* Records for this exercise *

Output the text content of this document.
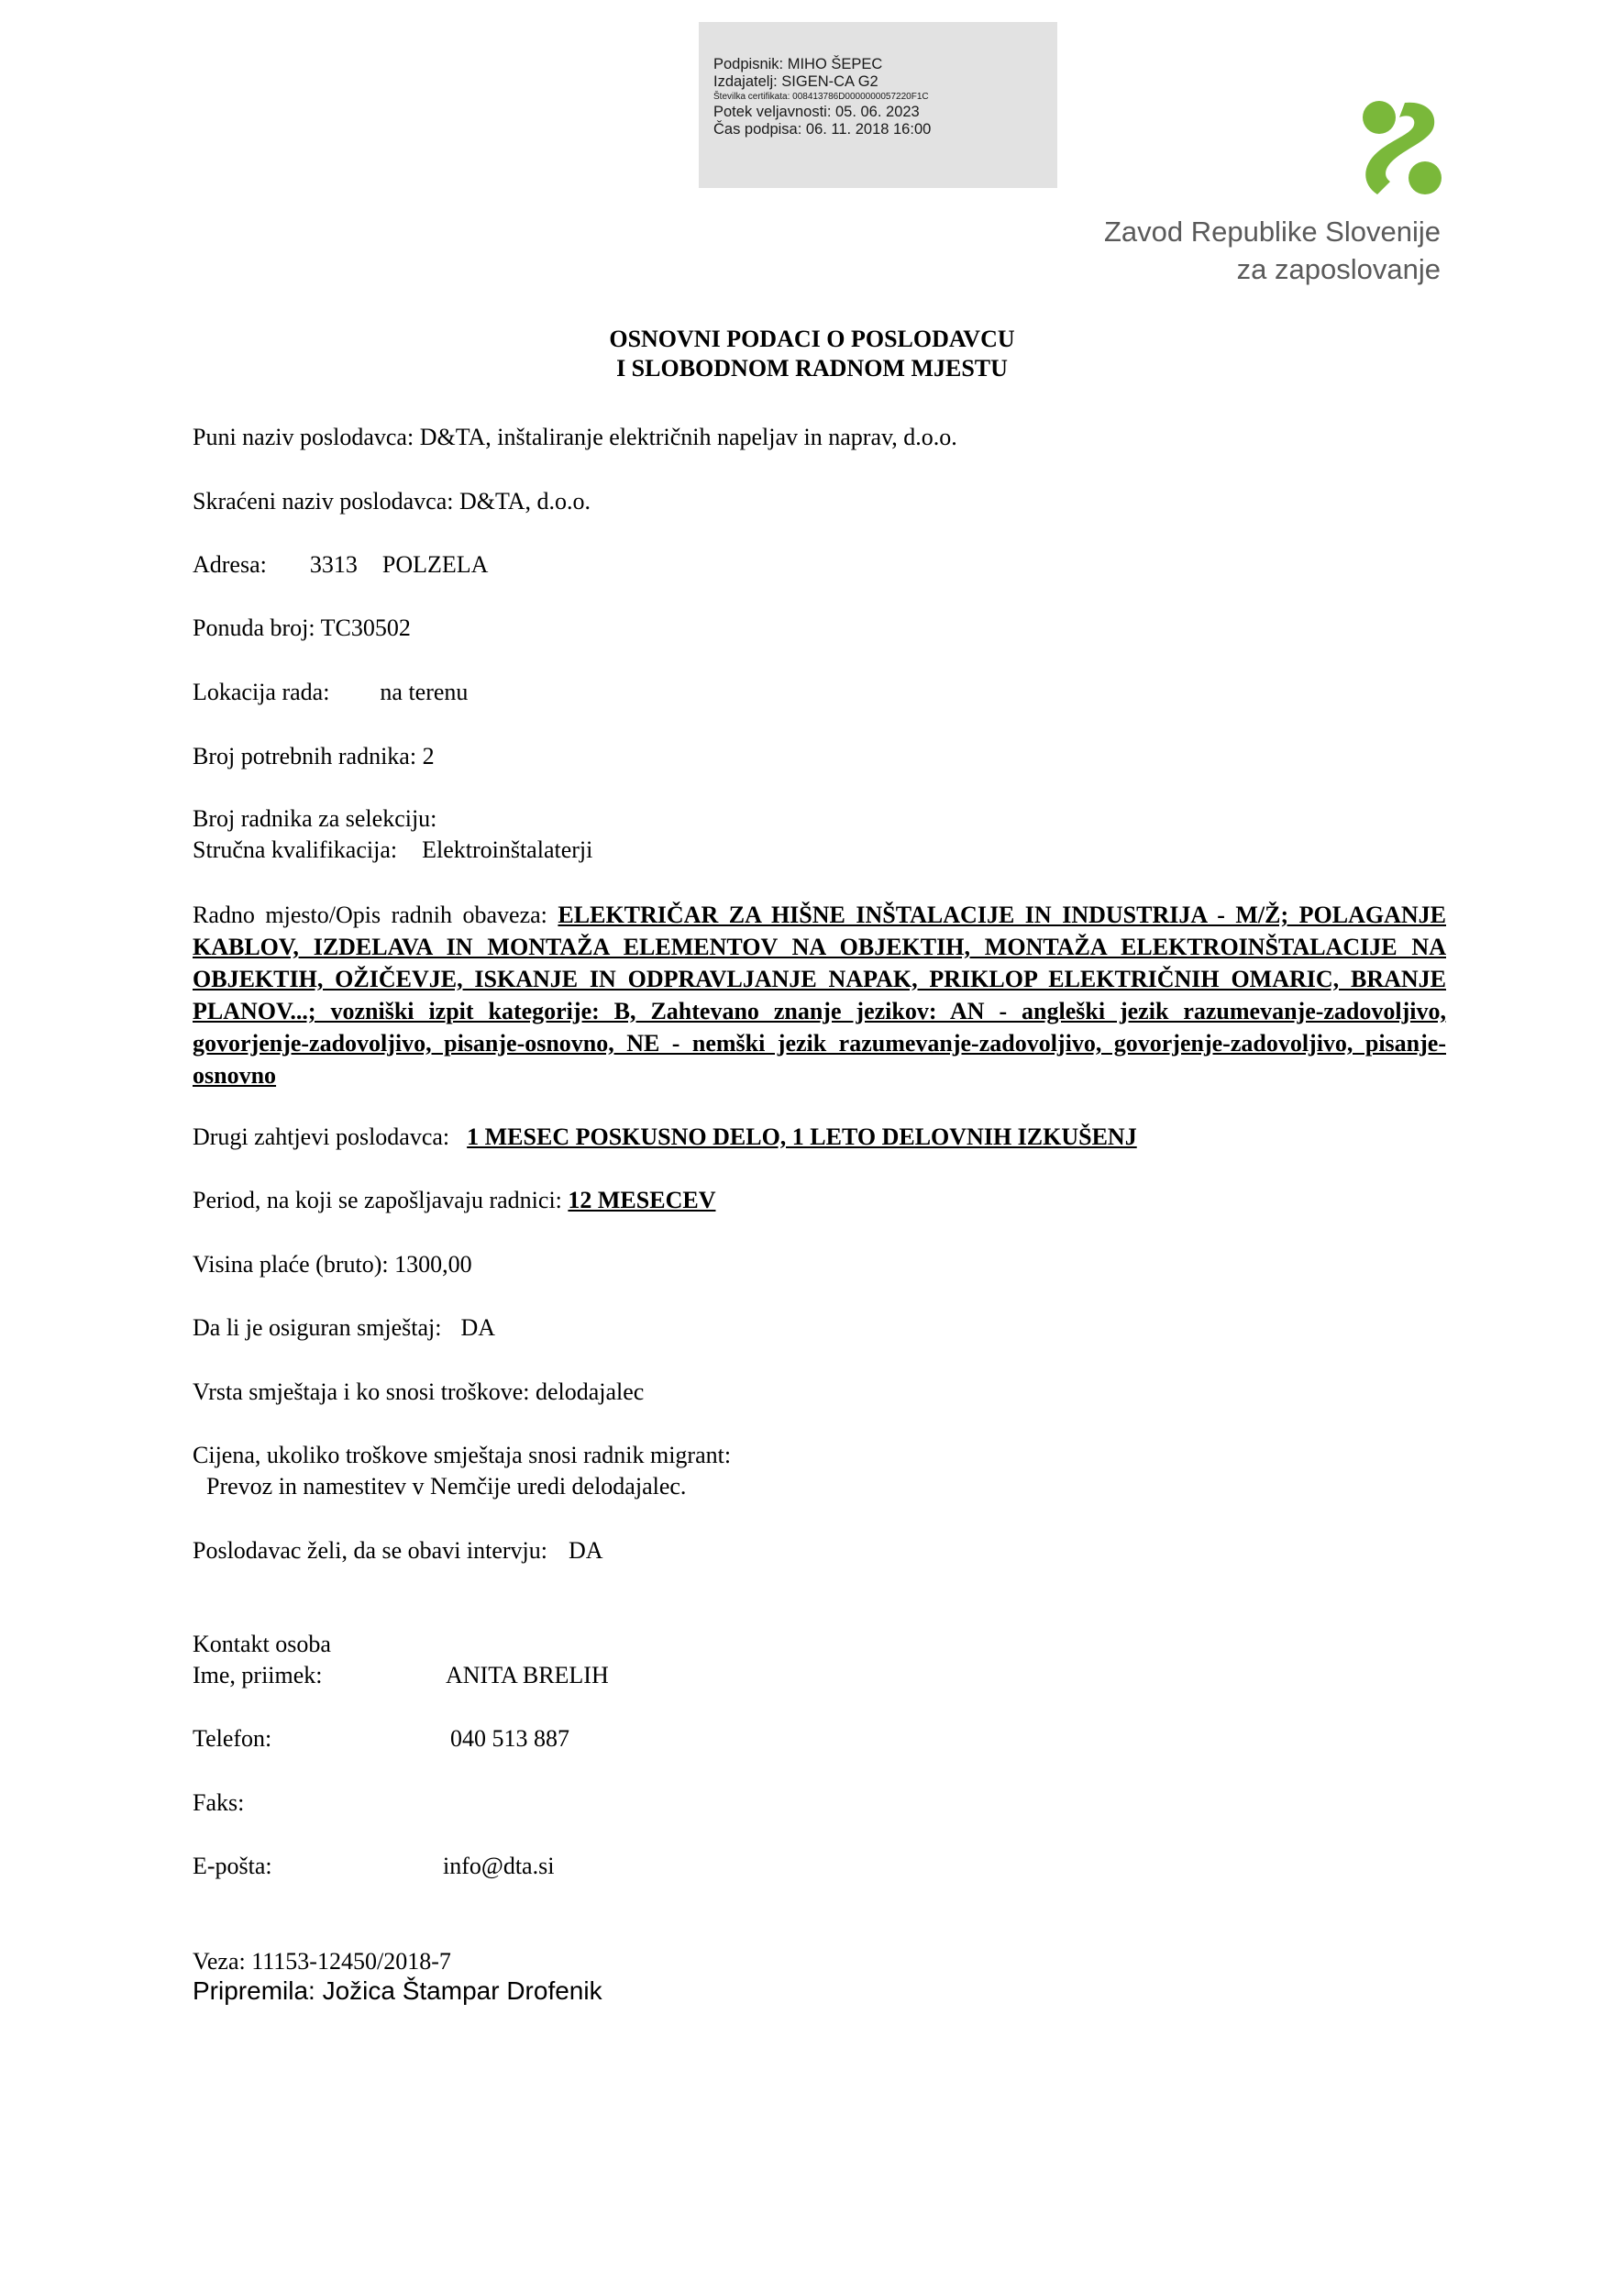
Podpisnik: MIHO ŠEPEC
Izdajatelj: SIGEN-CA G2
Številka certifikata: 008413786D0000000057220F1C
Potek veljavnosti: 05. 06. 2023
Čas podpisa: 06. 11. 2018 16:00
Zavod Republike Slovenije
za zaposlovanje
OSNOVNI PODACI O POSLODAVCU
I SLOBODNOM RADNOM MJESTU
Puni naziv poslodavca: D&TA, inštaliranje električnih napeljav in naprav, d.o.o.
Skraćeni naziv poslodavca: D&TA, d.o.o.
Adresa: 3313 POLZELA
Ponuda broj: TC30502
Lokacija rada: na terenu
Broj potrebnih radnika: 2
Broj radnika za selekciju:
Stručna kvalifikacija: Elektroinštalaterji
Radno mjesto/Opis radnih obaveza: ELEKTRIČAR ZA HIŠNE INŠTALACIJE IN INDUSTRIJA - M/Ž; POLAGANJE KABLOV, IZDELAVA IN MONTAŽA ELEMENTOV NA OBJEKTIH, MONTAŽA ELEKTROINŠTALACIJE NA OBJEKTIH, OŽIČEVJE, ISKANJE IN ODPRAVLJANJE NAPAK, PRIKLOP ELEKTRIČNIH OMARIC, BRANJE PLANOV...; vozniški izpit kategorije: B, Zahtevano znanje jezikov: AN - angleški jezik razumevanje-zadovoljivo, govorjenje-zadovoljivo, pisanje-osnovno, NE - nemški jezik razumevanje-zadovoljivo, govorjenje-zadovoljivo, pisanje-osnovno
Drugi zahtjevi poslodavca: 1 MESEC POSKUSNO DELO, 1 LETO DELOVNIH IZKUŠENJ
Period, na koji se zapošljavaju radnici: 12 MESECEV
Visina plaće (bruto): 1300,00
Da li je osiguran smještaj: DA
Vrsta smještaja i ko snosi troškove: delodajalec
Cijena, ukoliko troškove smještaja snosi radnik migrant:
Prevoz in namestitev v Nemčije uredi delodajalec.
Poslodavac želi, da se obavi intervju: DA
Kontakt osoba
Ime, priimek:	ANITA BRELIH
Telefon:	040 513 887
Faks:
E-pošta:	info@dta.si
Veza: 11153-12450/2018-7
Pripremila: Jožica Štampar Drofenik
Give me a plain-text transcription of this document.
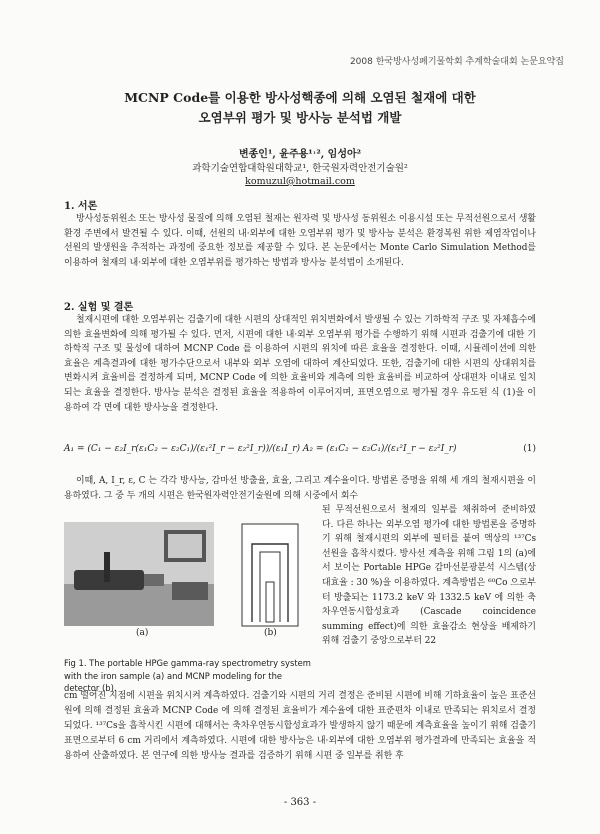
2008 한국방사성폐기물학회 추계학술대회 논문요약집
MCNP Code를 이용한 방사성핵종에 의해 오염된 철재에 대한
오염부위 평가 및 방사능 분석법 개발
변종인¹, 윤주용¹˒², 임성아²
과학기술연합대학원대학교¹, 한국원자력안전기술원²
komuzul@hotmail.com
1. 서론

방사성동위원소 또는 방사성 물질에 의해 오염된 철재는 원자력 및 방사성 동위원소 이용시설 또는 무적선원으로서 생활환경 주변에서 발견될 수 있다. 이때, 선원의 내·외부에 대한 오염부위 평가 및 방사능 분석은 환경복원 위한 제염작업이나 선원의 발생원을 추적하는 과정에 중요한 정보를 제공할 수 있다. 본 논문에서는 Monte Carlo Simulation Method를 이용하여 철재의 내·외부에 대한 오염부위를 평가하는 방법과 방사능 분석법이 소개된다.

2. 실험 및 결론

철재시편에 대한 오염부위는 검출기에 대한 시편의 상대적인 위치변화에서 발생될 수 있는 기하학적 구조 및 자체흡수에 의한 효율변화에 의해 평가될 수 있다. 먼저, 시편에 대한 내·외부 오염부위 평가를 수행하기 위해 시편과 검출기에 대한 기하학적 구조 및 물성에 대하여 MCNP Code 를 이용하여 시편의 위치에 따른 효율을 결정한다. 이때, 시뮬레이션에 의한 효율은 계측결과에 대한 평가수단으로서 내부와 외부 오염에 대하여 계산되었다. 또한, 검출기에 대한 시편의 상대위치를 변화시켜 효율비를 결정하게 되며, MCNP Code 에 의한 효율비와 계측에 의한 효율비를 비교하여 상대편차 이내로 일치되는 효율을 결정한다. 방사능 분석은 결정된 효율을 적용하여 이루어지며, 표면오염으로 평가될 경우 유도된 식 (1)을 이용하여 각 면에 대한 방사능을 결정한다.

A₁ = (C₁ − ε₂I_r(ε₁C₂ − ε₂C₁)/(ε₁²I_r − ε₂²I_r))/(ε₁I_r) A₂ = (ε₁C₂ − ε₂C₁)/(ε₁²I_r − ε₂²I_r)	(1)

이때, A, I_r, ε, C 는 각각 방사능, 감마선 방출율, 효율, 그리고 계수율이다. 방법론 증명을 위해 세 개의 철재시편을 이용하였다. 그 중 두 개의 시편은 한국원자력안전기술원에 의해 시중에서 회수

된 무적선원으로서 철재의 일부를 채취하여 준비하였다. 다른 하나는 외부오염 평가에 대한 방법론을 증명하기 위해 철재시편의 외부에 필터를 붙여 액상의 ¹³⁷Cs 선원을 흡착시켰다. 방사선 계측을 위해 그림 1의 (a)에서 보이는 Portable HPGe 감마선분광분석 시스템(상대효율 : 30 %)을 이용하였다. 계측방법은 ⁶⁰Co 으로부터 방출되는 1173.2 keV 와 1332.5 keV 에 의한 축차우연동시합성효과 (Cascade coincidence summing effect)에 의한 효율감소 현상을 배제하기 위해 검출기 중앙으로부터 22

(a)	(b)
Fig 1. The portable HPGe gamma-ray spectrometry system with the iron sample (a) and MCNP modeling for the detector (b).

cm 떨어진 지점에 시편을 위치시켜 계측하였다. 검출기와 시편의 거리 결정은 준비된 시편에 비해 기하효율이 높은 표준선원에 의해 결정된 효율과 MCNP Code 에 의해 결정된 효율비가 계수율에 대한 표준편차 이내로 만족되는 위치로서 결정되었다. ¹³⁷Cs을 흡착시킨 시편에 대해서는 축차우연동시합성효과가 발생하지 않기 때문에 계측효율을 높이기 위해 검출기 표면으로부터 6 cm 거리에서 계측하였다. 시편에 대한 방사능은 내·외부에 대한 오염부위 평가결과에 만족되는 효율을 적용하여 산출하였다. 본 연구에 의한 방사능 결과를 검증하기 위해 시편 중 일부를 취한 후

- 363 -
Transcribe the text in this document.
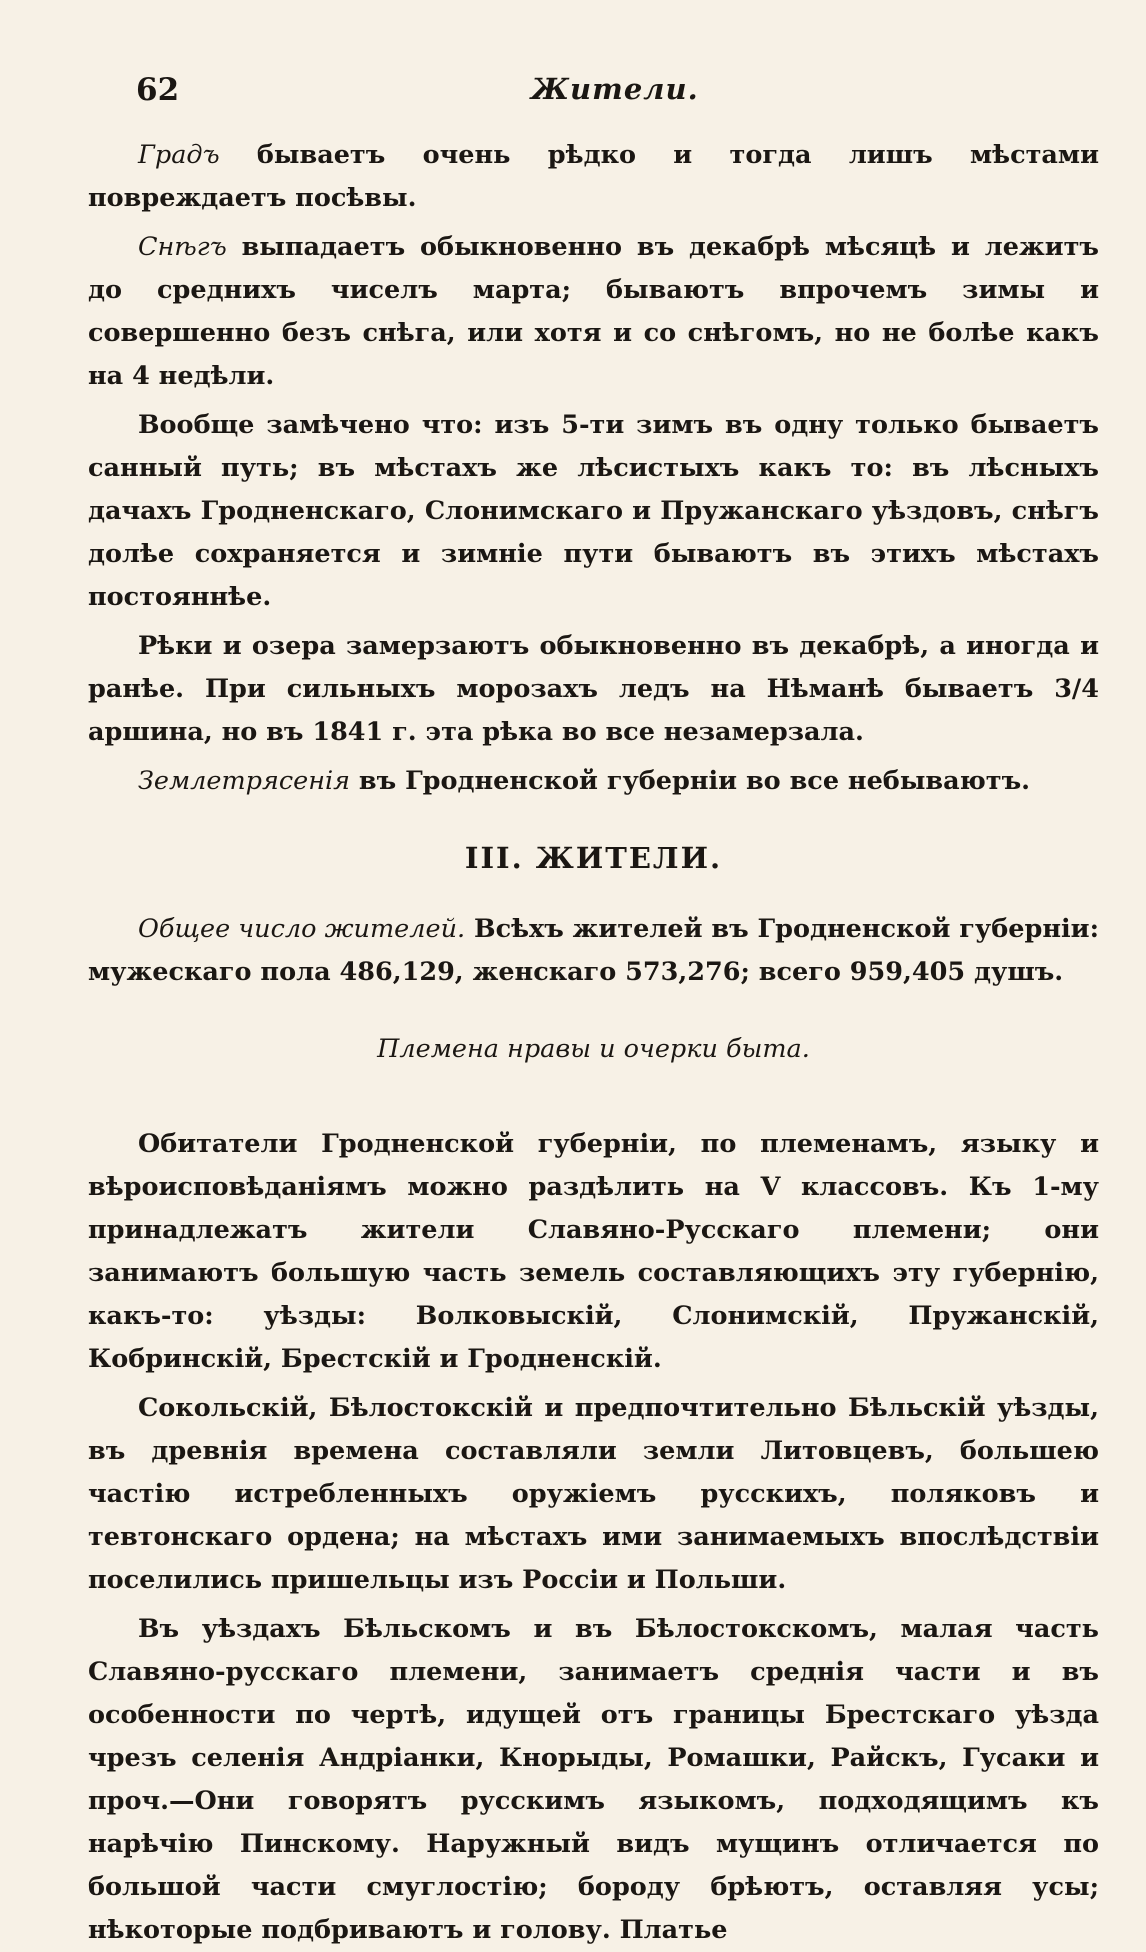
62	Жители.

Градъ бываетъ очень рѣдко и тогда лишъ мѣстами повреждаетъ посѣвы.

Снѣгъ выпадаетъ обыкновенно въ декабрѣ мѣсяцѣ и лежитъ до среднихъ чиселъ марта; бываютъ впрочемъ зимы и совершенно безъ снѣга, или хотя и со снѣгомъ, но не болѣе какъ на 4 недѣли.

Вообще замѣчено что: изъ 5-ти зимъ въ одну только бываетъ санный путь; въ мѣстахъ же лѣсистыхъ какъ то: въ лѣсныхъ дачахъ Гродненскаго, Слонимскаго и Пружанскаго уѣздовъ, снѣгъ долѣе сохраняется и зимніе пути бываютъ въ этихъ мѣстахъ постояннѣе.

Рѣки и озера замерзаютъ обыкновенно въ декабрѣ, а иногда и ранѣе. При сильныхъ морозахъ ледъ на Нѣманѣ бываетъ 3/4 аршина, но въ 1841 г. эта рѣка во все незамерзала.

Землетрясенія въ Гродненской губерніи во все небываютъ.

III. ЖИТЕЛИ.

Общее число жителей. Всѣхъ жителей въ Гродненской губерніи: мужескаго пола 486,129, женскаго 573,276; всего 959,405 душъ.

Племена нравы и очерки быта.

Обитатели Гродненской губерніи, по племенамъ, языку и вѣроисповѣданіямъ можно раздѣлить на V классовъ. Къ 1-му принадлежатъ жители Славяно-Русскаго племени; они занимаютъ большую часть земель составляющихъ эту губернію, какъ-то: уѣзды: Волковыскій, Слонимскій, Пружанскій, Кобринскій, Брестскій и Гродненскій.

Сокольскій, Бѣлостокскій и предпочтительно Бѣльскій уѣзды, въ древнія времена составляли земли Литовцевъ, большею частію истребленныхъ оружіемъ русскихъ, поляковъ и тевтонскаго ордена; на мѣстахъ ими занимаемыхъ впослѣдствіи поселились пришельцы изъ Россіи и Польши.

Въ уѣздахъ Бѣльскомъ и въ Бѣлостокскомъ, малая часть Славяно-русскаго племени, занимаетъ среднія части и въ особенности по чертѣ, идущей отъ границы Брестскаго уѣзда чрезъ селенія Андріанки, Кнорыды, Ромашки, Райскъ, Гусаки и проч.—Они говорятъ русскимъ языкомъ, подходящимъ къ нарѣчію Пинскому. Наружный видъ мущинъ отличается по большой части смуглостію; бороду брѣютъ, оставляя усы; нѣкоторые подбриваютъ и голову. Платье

* Work instructions *
Scan the material above for the string "бываетъ" and report each line where you find it.

* Result *
Градъ бываетъ очень рѣдко и тогда лишъ мѣстами повреждаетъ посѣвы.
Вообще замѣчено что: изъ 5-ти зимъ въ одну только бываетъ санный путь; въ мѣстахъ же лѣсистыхъ какъ то: въ лѣсныхъ дачахъ Гродненскаго, Слонимскаго и Пружанскаго уѣздовъ, снѣгъ долѣе сохраняется и зимніе пути бываютъ въ этихъ мѣстахъ постояннѣе.
Рѣки и озера замерзаютъ обыкновенно въ декабрѣ, а иногда и ранѣе. При сильныхъ морозахъ ледъ на Нѣманѣ бываетъ 3/4 аршина, но въ 1841 г. эта рѣка во все незамерзала.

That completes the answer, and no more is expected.